Provided records
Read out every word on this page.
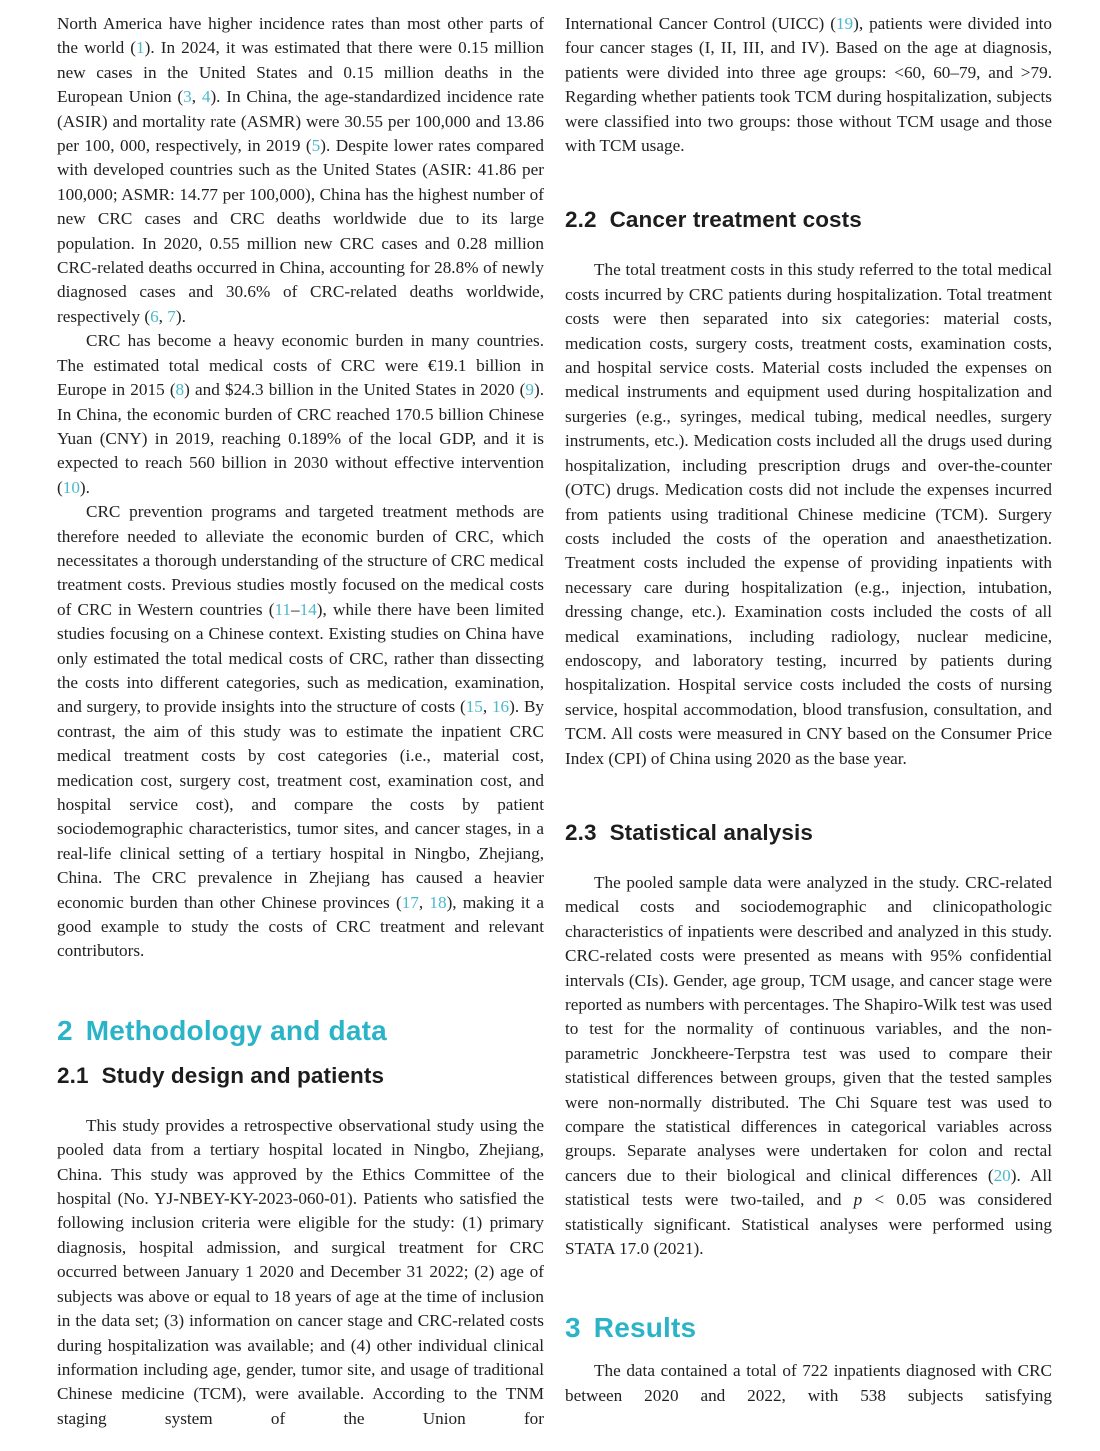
North America have higher incidence rates than most other parts of the world (1). In 2024, it was estimated that there were 0.15 million new cases in the United States and 0.15 million deaths in the European Union (3, 4). In China, the age-standardized incidence rate (ASIR) and mortality rate (ASMR) were 30.55 per 100,000 and 13.86 per 100, 000, respectively, in 2019 (5). Despite lower rates compared with developed countries such as the United States (ASIR: 41.86 per 100,000; ASMR: 14.77 per 100,000), China has the highest number of new CRC cases and CRC deaths worldwide due to its large population. In 2020, 0.55 million new CRC cases and 0.28 million CRC-related deaths occurred in China, accounting for 28.8% of newly diagnosed cases and 30.6% of CRC-related deaths worldwide, respectively (6, 7).

CRC has become a heavy economic burden in many countries. The estimated total medical costs of CRC were €19.1 billion in Europe in 2015 (8) and $24.3 billion in the United States in 2020 (9). In China, the economic burden of CRC reached 170.5 billion Chinese Yuan (CNY) in 2019, reaching 0.189% of the local GDP, and it is expected to reach 560 billion in 2030 without effective intervention (10).

CRC prevention programs and targeted treatment methods are therefore needed to alleviate the economic burden of CRC, which necessitates a thorough understanding of the structure of CRC medical treatment costs. Previous studies mostly focused on the medical costs of CRC in Western countries (11–14), while there have been limited studies focusing on a Chinese context. Existing studies on China have only estimated the total medical costs of CRC, rather than dissecting the costs into different categories, such as medication, examination, and surgery, to provide insights into the structure of costs (15, 16). By contrast, the aim of this study was to estimate the inpatient CRC medical treatment costs by cost categories (i.e., material cost, medication cost, surgery cost, treatment cost, examination cost, and hospital service cost), and compare the costs by patient sociodemographic characteristics, tumor sites, and cancer stages, in a real-life clinical setting of a tertiary hospital in Ningbo, Zhejiang, China. The CRC prevalence in Zhejiang has caused a heavier economic burden than other Chinese provinces (17, 18), making it a good example to study the costs of CRC treatment and relevant contributors.

2 Methodology and data
2.1 Study design and patients

This study provides a retrospective observational study using the pooled data from a tertiary hospital located in Ningbo, Zhejiang, China. This study was approved by the Ethics Committee of the hospital (No. YJ-NBEY-KY-2023-060-01). Patients who satisfied the following inclusion criteria were eligible for the study: (1) primary diagnosis, hospital admission, and surgical treatment for CRC occurred between January 1 2020 and December 31 2022; (2) age of subjects was above or equal to 18 years of age at the time of inclusion in the data set; (3) information on cancer stage and CRC-related costs during hospitalization was available; and (4) other individual clinical information including age, gender, tumor site, and usage of traditional Chinese medicine (TCM), were available. According to the TNM staging system of the Union for

International Cancer Control (UICC) (19), patients were divided into four cancer stages (I, II, III, and IV). Based on the age at diagnosis, patients were divided into three age groups: <60, 60–79, and >79. Regarding whether patients took TCM during hospitalization, subjects were classified into two groups: those without TCM usage and those with TCM usage.

2.2 Cancer treatment costs

The total treatment costs in this study referred to the total medical costs incurred by CRC patients during hospitalization. Total treatment costs were then separated into six categories: material costs, medication costs, surgery costs, treatment costs, examination costs, and hospital service costs. Material costs included the expenses on medical instruments and equipment used during hospitalization and surgeries (e.g., syringes, medical tubing, medical needles, surgery instruments, etc.). Medication costs included all the drugs used during hospitalization, including prescription drugs and over-the-counter (OTC) drugs. Medication costs did not include the expenses incurred from patients using traditional Chinese medicine (TCM). Surgery costs included the costs of the operation and anaesthetization. Treatment costs included the expense of providing inpatients with necessary care during hospitalization (e.g., injection, intubation, dressing change, etc.). Examination costs included the costs of all medical examinations, including radiology, nuclear medicine, endoscopy, and laboratory testing, incurred by patients during hospitalization. Hospital service costs included the costs of nursing service, hospital accommodation, blood transfusion, consultation, and TCM. All costs were measured in CNY based on the Consumer Price Index (CPI) of China using 2020 as the base year.

2.3 Statistical analysis

The pooled sample data were analyzed in the study. CRC-related medical costs and sociodemographic and clinicopathologic characteristics of inpatients were described and analyzed in this study. CRC-related costs were presented as means with 95% confidential intervals (CIs). Gender, age group, TCM usage, and cancer stage were reported as numbers with percentages. The Shapiro-Wilk test was used to test for the normality of continuous variables, and the non-parametric Jonckheere-Terpstra test was used to compare their statistical differences between groups, given that the tested samples were non-normally distributed. The Chi Square test was used to compare the statistical differences in categorical variables across groups. Separate analyses were undertaken for colon and rectal cancers due to their biological and clinical differences (20). All statistical tests were two-tailed, and p < 0.05 was considered statistically significant. Statistical analyses were performed using STATA 17.0 (2021).

3 Results

The data contained a total of 722 inpatients diagnosed with CRC between 2020 and 2022, with 538 subjects satisfying
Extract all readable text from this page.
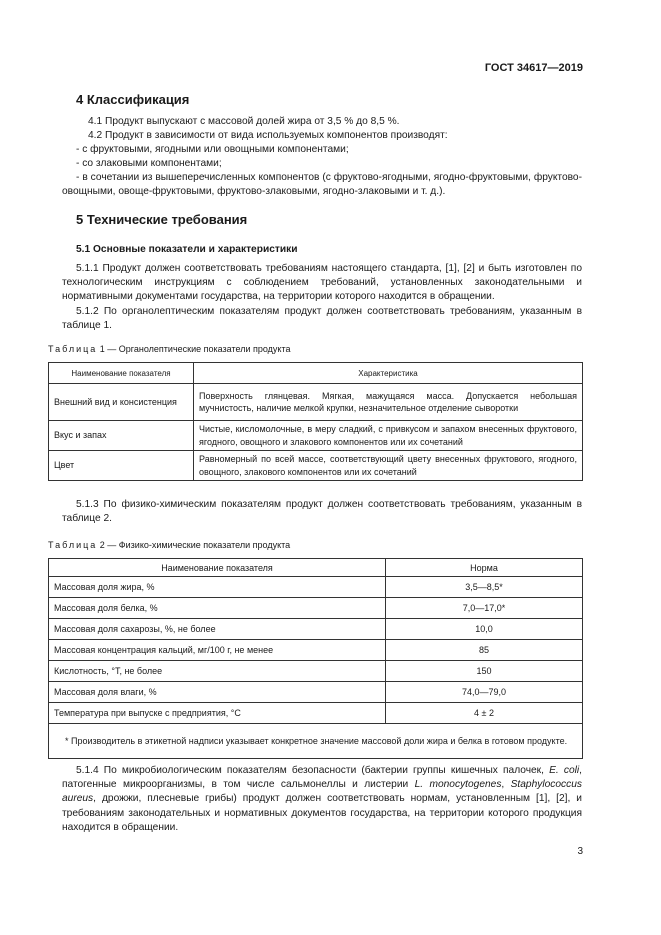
ГОСТ 34617—2019
4 Классификация
4.1 Продукт выпускают с массовой долей жира от 3,5 % до 8,5 %.
4.2 Продукт в зависимости от вида используемых компонентов производят:
- с фруктовыми, ягодными или овощными компонентами;
- со злаковыми компонентами;
- в сочетании из вышеперечисленных компонентов (с фруктово-ягодными, ягодно-фруктовыми, фруктово-овощными, овоще-фруктовыми, фруктово-злаковыми, ягодно-злаковыми и т. д.).
5 Технические требования
5.1 Основные показатели и характеристики
5.1.1 Продукт должен соответствовать требованиям настоящего стандарта, [1], [2] и быть изготовлен по технологическим инструкциям с соблюдением требований, установленных законодательными и нормативными документами государства, на территории которого находится в обращении.
5.1.2 По органолептическим показателям продукт должен соответствовать требованиям, указанным в таблице 1.
Таблица 1 — Органолептические показатели продукта
Наименование показателя	Характеристика
Внешний вид и консистенция	Поверхность глянцевая. Мягкая, мажущаяся масса. Допускается небольшая мучнистость, наличие мелкой крупки, незначительное отделение сыворотки
Вкус и запах	Чистые, кисломолочные, в меру сладкий, с привкусом и запахом внесенных фруктового, ягодного, овощного и злакового компонентов или их сочетаний
Цвет	Равномерный по всей массе, соответствующий цвету внесенных фруктового, ягодного, овощного, злакового компонентов или их сочетаний
5.1.3 По физико-химическим показателям продукт должен соответствовать требованиям, указанным в таблице 2.
Таблица 2 — Физико-химические показатели продукта
Наименование показателя	Норма
Массовая доля жира, %	3,5—8,5*
Массовая доля белка, %	7,0—17,0*
Массовая доля сахарозы, %, не более	10,0
Массовая концентрация кальций, мг/100 г, не менее	85
Кислотность, °Т, не более	150
Массовая доля влаги, %	74,0—79,0
Температура при выпуске с предприятия, °С	4 ± 2
* Производитель в этикетной надписи указывает конкретное значение массовой доли жира и белка в готовом продукте.	
5.1.4 По микробиологическим показателям безопасности (бактерии группы кишечных палочек, E. coli, патогенные микроорганизмы, в том числе сальмонеллы и листерии L. monocytogenes, Staphylococcus aureus, дрожжи, плесневые грибы) продукт должен соответствовать нормам, установленным [1], [2], и требованиям законодательных и нормативных документов государства, на территории которого продукция находится в обращении.
3
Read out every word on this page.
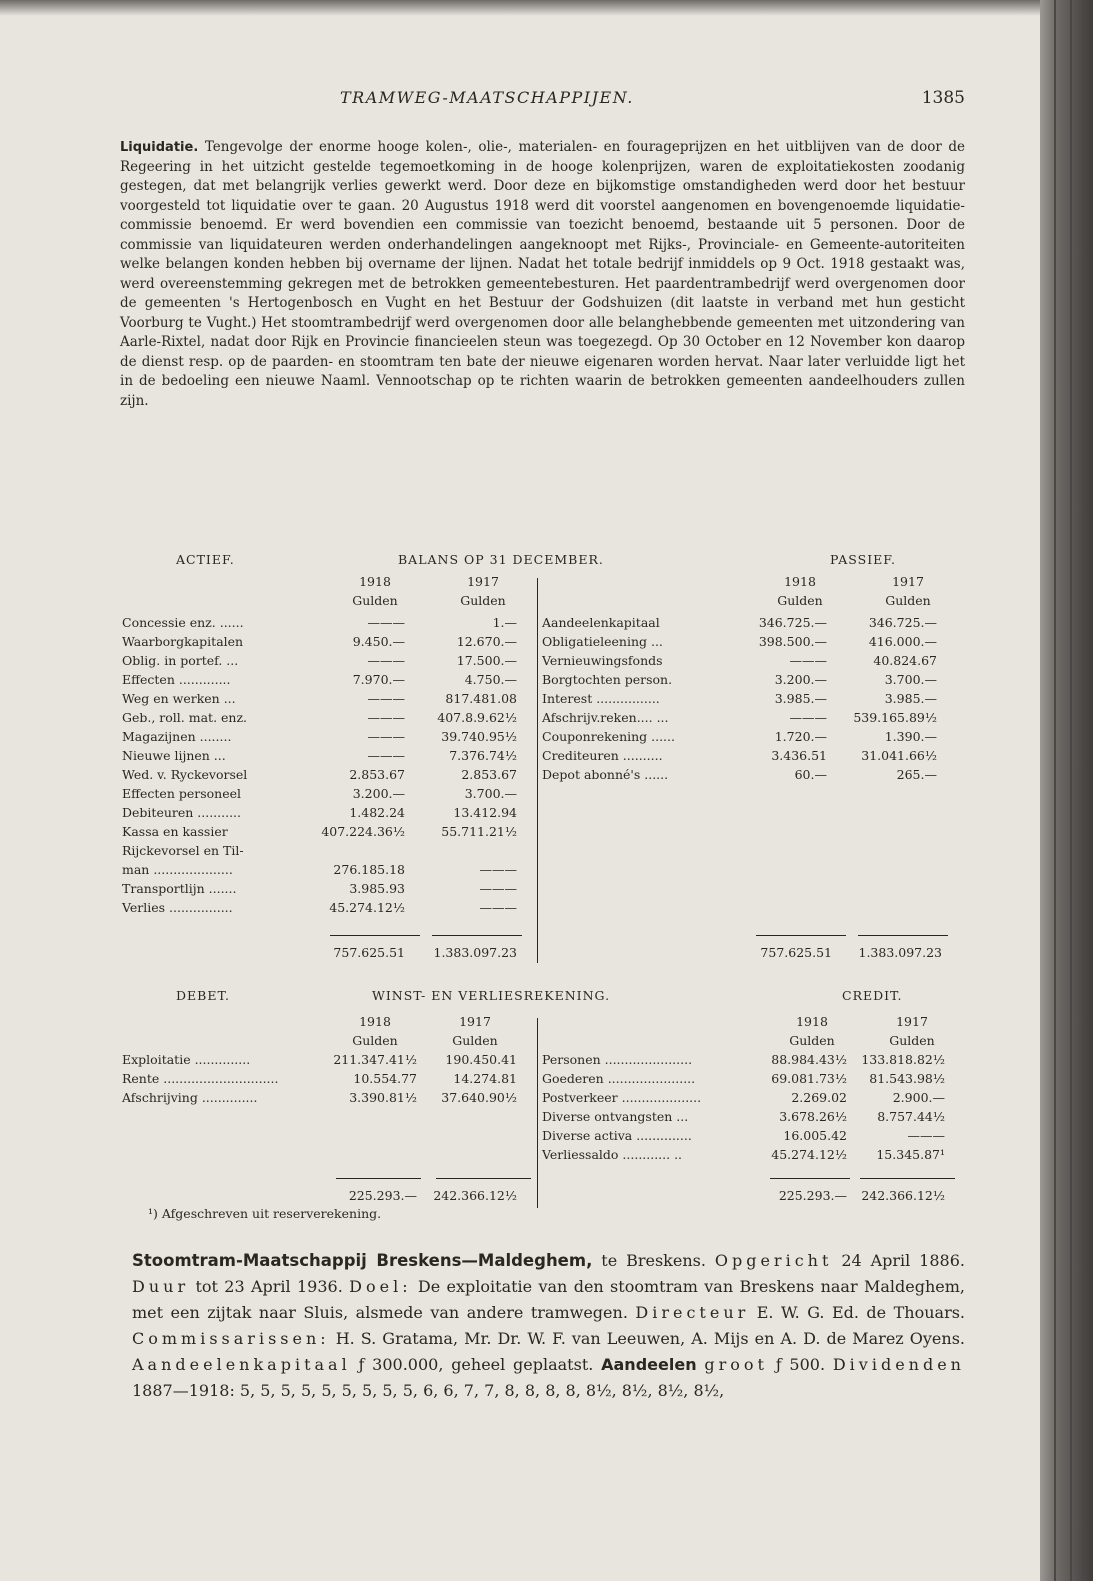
TRAMWEG-MAATSCHAPPIJEN.	1385

Liquidatie. Tengevolge der enorme hooge kolen-, olie-, materialen- en fourageprijzen en het uitblijven van de door de Regeering in het uitzicht gestelde tegemoetkoming in de hooge kolenprijzen, waren de exploitatiekosten zoodanig gestegen, dat met belangrijk verlies gewerkt werd. Door deze en bijkomstige omstandigheden werd door het bestuur voorgesteld tot liquidatie over te gaan. 20 Augustus 1918 werd dit voorstel aangenomen en bovengenoemde liquidatie-commissie benoemd. Er werd bovendien een commissie van toezicht benoemd, bestaande uit 5 personen. Door de commissie van liquidateuren werden onderhandelingen aangeknoopt met Rijks-, Provinciale- en Gemeente-autoriteiten welke belangen konden hebben bij overname der lijnen. Nadat het totale bedrijf inmiddels op 9 Oct. 1918 gestaakt was, werd overeenstemming gekregen met de betrokken gemeentebesturen. Het paardentrambedrijf werd overgenomen door de gemeenten 's Hertogenbosch en Vught en het Bestuur der Godshuizen (dit laatste in verband met hun gesticht Voorburg te Vught.) Het stoomtrambedrijf werd overgenomen door alle belanghebbende gemeenten met uitzondering van Aarle-Rixtel, nadat door Rijk en Provincie financieelen steun was toegezegd. Op 30 October en 12 November kon daarop de dienst resp. op de paarden- en stoomtram ten bate der nieuwe eigenaren worden hervat. Naar later verluidde ligt het in de bedoeling een nieuwe Naaml. Vennootschap op te richten waarin de betrokken gemeenten aandeelhouders zullen zijn.

ACTIEF.	BALANS OP 31 DECEMBER.	PASSIEF.
1918	1917
Gulden	Gulden
1918	1917
Gulden	Gulden
Concessie enz. ......	———	1.—
Waarborgkapitalen	9.450.—	12.670.—
Oblig. in portef. ...	———	17.500.—
Effecten .............	7.970.—	4.750.—
Weg en werken ...	———	817.481.08
Geb., roll. mat. enz.	———	407.8.9.62½
Magazijnen ........	———	39.740.95½
Nieuwe lijnen ...	———	7.376.74½
Wed. v. Ryckevorsel	2.853.67	2.853.67
Effecten personeel	3.200.—	3.700.—
Debiteuren ...........	1.482.24	13.412.94
Kassa en kassier	407.224.36½	55.711.21½
Rijckevorsel en Til-
man ....................	276.185.18	———
Transportlijn .......	3.985.93	———
Verlies ................	45.274.12½	———
757.625.51 1.383.097.23
Aandeelenkapitaal	346.725.—	346.725.—
Obligatieleening ...	398.500.—	416.000.—
Vernieuwingsfonds	———	40.824.67
Borgtochten person.	3.200.—	3.700.—
Interest ................	3.985.—	3.985.—
Afschrijv.reken.... ...	——— 539.165.89½
Couponrekening ......	1.720.—	1.390.—
Crediteuren ..........	3.436.51	31.041.66½
Depot abonné's ......	60.—	265.—
757.625.51 1.383.097.23
DEBET.	WINST- EN VERLIESREKENING.	CREDIT.
1918	1917
Gulden	Gulden
1918	1917
Gulden	Gulden
Exploitatie ..............	211.347.41½ 190.450.41
Rente .............................	10.554.77	14.274.81
Afschrijving ..............	3.390.81½ 37.640.90½
Personen ......................	88.984.43½ 133.818.82½
Goederen ......................	69.081.73½ 81.543.98½
Postverkeer ....................	2.269.02	2.900.—
Diverse ontvangsten ...	3.678.26½ 8.757.44½
Diverse activa ..............	16.005.42	———
Verliessaldo ............ ..	45.274.12½ 15.345.87¹
225.293.— 242.366.12½	225.293.— 242.366.12½
¹) Afgeschreven uit reserverekening.

Stoomtram-Maatschappij Breskens—Maldeghem, te Breskens. Opgericht 24 April 1886. Duur tot 23 April 1936. Doel: De exploitatie van den stoomtram van Breskens naar Maldeghem, met een zijtak naar Sluis, alsmede van andere tramwegen. Directeur E. W. G. Ed. de Thouars. Commissarissen: H. S. Gratama, Mr. Dr. W. F. van Leeuwen, A. Mijs en A. D. de Marez Oyens. Aandeelenkapitaal ƒ 300.000, geheel geplaatst. Aandeelen groot ƒ 500. Dividenden 1887—1918: 5, 5, 5, 5, 5, 5, 5, 5, 5, 6, 6, 7, 7, 8, 8, 8, 8, 8½, 8½, 8½, 8½,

Task statement
Count how many lines above carry the word "таблице". Only the number is required.

Your response
2